# PROBLEM DETAILS:
Please copy every line from the records below that contains the string "cases".
##### INFORMATION
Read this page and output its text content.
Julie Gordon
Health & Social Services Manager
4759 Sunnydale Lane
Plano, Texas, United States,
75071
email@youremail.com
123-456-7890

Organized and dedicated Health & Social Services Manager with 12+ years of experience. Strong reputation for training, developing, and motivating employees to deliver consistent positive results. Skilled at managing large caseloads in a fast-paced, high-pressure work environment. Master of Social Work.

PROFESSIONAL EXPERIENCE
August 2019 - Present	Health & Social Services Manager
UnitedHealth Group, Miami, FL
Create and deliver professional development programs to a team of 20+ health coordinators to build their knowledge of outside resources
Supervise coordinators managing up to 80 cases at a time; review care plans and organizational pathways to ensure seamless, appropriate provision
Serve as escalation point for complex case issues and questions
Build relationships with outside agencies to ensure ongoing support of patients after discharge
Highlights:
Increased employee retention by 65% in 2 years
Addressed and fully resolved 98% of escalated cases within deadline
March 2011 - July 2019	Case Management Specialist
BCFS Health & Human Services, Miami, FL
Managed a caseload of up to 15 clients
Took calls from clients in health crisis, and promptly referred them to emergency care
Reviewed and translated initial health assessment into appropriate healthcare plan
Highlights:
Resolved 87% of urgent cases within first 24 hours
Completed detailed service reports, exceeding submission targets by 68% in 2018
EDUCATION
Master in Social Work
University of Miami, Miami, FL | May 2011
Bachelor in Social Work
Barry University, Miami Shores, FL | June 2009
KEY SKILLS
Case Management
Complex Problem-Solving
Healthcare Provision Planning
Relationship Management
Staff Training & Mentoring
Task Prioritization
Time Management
##########
# WRITTEN SOLUTION:
Supervise coordinators managing up to 80 cases at a time; review care plans and organizational pathways to ensure seamless, appropriate provision
Addressed and fully resolved 98% of escalated cases within deadline
Resolved 87% of urgent cases within first 24 hours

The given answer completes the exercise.